RECORD EXTRACTS
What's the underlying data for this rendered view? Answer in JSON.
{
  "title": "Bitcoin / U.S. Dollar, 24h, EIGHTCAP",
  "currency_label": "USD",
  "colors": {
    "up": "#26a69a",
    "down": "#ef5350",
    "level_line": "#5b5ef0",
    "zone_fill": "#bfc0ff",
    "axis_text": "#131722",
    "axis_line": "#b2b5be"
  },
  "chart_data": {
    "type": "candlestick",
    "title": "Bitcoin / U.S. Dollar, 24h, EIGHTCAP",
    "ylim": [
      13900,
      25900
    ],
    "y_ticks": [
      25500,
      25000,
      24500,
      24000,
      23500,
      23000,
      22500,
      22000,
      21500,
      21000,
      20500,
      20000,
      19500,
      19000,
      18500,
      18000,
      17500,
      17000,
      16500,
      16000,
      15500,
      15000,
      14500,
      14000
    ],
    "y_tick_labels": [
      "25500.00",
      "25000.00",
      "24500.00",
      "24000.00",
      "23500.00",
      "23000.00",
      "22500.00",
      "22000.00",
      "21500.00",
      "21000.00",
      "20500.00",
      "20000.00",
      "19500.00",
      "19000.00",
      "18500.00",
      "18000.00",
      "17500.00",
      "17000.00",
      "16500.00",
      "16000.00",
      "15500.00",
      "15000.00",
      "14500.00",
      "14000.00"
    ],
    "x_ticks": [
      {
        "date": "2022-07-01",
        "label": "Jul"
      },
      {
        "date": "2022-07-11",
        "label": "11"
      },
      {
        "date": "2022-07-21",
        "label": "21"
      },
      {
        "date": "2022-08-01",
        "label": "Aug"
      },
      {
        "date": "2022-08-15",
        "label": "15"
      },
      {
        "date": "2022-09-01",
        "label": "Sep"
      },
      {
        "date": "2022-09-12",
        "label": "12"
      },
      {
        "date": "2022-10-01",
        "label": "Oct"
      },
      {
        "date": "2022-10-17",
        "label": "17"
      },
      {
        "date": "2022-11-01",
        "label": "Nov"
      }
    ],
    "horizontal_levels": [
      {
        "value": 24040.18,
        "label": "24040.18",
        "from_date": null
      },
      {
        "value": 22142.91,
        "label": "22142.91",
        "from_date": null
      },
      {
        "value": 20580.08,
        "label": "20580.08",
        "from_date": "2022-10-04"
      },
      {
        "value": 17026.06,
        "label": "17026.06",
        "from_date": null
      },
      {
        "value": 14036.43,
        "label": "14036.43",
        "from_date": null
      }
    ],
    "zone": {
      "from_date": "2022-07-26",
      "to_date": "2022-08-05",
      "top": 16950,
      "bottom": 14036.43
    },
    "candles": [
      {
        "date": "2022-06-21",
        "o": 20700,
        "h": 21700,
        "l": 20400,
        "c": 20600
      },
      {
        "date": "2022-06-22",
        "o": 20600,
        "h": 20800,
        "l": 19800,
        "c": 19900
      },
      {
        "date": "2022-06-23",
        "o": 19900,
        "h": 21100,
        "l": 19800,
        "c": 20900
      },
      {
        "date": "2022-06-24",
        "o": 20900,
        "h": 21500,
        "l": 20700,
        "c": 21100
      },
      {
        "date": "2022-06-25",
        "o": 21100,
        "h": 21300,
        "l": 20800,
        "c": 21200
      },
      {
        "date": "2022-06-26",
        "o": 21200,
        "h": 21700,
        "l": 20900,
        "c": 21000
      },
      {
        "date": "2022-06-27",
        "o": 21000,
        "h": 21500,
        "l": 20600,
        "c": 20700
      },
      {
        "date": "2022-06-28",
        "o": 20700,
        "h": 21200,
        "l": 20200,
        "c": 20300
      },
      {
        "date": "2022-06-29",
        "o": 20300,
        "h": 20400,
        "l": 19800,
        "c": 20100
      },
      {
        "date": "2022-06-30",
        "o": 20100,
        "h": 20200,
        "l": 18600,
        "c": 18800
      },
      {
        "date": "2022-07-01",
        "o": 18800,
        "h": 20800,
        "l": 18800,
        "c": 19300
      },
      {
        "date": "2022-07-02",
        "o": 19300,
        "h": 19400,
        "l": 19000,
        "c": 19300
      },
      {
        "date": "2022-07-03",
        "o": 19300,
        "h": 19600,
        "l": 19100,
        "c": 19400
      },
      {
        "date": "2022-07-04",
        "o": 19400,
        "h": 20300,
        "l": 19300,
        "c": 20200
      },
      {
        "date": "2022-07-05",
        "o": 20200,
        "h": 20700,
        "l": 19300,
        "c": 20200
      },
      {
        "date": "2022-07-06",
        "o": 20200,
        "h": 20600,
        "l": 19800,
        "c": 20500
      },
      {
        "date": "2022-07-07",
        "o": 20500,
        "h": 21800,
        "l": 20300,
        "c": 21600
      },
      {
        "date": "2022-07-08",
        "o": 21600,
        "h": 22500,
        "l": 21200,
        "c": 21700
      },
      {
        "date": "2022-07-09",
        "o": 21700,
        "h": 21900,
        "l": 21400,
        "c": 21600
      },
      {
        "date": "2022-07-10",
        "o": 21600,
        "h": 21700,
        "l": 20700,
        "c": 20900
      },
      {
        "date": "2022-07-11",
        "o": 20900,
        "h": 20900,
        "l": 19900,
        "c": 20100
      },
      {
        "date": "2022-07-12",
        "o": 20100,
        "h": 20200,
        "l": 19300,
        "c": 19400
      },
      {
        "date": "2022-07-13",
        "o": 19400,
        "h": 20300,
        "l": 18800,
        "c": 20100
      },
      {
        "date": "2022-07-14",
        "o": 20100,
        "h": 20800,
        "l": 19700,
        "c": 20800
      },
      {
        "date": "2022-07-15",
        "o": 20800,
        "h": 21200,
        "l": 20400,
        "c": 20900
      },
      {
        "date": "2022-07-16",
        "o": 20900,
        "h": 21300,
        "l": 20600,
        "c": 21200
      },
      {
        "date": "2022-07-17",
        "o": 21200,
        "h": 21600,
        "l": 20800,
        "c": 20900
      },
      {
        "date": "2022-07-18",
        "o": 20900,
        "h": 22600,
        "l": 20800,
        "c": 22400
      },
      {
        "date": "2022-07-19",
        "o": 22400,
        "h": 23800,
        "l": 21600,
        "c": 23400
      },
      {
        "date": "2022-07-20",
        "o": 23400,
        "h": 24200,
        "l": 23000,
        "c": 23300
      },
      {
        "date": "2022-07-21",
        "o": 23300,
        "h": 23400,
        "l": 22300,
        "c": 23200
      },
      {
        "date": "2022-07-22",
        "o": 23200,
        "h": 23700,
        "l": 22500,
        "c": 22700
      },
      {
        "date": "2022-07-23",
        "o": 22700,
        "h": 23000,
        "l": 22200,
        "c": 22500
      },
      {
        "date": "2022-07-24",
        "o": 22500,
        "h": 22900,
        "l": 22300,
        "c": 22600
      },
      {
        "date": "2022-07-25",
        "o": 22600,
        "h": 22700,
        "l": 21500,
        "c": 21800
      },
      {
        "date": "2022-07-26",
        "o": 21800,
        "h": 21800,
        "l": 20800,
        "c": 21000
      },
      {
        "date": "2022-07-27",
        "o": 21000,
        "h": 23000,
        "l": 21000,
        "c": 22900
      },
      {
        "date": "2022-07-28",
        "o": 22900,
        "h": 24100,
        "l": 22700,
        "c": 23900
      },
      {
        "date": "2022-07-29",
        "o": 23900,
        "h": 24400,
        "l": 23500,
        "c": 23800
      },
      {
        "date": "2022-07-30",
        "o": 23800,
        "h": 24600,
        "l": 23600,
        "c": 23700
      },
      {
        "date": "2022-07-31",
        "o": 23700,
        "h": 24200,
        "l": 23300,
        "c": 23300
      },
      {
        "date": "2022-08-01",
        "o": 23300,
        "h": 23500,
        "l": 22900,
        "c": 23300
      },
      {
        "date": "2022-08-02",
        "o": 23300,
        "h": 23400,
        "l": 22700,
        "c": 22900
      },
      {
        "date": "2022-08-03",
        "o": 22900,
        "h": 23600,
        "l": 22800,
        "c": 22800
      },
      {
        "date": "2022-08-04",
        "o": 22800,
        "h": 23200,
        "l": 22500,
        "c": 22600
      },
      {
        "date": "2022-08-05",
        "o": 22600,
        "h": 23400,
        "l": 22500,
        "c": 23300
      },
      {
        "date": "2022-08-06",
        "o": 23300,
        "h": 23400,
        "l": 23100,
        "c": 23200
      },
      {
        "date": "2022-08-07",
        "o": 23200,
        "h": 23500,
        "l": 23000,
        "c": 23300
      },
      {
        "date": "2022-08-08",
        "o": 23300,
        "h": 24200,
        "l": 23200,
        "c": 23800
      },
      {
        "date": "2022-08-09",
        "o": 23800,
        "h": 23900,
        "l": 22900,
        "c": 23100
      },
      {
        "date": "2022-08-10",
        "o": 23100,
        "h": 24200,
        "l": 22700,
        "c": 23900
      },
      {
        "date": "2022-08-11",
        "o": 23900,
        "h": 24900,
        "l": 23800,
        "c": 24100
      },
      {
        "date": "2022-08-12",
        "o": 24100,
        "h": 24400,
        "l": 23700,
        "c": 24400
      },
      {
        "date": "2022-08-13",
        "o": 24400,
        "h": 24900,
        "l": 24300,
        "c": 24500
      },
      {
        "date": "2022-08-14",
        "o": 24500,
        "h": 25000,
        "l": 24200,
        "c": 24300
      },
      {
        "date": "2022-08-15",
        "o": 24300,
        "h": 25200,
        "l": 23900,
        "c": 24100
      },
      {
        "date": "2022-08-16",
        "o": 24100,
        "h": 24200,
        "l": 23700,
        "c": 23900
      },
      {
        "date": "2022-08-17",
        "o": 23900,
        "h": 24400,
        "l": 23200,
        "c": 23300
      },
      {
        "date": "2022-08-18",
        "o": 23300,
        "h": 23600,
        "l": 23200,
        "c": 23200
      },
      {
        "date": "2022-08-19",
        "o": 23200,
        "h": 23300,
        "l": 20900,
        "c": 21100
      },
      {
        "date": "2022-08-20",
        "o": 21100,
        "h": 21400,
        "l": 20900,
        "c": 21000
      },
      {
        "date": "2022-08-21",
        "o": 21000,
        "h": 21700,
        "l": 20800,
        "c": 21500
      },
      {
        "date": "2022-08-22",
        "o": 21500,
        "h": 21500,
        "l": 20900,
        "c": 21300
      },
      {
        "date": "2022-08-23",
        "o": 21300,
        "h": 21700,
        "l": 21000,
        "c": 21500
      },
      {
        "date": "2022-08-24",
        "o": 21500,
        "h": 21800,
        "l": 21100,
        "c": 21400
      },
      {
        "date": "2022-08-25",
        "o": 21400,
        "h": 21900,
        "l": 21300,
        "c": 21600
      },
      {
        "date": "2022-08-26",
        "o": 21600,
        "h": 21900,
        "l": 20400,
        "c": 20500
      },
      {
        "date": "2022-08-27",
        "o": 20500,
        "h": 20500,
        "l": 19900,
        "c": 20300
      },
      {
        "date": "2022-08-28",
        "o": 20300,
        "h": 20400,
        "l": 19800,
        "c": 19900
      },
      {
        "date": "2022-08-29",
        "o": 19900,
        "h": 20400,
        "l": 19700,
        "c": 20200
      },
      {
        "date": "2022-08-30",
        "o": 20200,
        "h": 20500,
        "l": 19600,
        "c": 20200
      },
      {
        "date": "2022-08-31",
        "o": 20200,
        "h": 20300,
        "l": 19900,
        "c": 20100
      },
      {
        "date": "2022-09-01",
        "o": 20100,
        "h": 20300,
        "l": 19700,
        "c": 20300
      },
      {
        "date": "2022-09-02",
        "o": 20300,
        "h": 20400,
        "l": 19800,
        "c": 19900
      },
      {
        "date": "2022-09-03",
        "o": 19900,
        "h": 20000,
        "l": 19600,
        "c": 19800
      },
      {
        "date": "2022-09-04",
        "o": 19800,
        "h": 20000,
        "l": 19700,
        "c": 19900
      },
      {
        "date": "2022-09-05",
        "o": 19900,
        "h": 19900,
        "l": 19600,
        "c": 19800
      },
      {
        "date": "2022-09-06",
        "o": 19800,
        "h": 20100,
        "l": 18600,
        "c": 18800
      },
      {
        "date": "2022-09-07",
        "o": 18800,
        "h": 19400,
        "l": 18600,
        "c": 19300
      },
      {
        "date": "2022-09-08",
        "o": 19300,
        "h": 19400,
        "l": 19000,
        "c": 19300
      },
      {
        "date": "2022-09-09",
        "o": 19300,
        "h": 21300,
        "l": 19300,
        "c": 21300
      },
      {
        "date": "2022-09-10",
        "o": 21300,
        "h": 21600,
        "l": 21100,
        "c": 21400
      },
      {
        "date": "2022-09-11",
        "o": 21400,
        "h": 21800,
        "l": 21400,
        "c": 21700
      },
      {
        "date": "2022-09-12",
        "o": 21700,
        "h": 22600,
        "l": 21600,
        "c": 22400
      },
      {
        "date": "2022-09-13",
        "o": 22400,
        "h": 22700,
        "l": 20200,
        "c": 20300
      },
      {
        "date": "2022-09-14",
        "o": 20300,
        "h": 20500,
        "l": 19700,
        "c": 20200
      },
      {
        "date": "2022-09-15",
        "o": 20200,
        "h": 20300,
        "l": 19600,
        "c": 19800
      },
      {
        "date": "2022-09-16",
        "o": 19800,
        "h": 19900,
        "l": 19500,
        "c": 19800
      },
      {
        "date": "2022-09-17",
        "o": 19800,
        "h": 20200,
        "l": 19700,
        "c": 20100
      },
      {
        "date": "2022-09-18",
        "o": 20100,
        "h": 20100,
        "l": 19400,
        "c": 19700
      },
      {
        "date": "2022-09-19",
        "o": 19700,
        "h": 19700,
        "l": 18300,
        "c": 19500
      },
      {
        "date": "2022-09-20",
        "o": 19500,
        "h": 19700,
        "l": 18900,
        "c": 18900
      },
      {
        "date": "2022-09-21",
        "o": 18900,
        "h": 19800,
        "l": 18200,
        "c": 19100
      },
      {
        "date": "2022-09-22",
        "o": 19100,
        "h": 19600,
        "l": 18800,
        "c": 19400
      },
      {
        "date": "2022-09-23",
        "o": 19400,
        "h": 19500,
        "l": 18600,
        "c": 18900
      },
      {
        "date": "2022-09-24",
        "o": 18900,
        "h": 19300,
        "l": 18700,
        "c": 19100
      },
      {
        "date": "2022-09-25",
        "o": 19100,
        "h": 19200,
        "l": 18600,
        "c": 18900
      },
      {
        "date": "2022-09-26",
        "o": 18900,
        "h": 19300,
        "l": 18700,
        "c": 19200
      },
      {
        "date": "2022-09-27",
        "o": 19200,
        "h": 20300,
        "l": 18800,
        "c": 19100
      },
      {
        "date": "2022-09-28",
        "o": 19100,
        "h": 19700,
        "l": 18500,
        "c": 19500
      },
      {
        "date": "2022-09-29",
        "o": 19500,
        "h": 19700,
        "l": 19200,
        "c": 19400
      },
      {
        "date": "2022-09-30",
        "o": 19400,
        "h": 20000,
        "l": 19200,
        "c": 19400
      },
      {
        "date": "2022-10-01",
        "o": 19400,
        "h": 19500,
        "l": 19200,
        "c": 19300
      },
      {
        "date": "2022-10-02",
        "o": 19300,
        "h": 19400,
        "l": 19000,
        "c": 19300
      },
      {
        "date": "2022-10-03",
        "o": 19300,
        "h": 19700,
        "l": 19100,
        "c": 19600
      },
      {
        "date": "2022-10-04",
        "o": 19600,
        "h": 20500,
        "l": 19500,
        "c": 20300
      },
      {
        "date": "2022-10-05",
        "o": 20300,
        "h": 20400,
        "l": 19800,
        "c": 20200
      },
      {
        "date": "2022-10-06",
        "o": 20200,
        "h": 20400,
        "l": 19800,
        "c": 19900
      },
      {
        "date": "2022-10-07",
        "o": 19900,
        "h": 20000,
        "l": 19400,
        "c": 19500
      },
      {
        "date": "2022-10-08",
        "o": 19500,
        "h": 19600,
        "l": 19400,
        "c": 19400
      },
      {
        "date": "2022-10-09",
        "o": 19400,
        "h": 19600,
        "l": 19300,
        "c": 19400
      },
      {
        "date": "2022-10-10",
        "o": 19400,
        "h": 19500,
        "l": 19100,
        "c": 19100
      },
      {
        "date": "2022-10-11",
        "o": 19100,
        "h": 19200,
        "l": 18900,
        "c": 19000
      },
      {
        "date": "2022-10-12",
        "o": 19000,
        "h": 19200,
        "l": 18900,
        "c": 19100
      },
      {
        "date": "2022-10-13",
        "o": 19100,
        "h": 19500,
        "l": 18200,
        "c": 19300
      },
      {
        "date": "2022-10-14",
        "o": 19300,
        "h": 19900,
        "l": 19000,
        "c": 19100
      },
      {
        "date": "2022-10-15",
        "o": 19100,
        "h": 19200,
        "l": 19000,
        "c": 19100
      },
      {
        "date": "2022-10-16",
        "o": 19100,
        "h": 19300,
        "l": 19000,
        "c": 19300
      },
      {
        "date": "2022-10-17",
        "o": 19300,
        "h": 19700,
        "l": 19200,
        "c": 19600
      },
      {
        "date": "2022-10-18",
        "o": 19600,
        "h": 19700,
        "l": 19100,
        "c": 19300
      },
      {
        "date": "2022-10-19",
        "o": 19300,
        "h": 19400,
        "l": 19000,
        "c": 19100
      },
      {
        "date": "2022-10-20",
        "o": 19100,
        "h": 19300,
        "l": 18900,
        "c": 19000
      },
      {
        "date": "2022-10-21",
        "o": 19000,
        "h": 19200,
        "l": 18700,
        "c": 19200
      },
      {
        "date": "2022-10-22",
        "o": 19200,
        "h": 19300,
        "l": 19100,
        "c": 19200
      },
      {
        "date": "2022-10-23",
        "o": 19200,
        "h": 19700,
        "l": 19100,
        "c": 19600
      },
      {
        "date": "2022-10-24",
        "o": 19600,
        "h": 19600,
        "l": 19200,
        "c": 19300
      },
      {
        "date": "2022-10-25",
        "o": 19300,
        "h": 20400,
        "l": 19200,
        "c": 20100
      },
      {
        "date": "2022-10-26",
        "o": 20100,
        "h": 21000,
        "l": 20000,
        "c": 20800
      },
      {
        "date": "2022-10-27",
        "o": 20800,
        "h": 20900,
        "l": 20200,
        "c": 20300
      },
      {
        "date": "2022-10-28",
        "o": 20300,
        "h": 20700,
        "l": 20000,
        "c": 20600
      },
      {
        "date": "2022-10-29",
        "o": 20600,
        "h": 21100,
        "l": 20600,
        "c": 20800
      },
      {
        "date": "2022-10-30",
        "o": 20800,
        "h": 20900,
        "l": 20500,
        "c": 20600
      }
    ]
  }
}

INSTRUCTION
Copy out all lines that carry the word "value".

SOLUTION FOR THIS EXERCISE
        "value": 24040.18,
        "value": 22142.91,
        "value": 20580.08,
        "value": 17026.06,
        "value": 14036.43,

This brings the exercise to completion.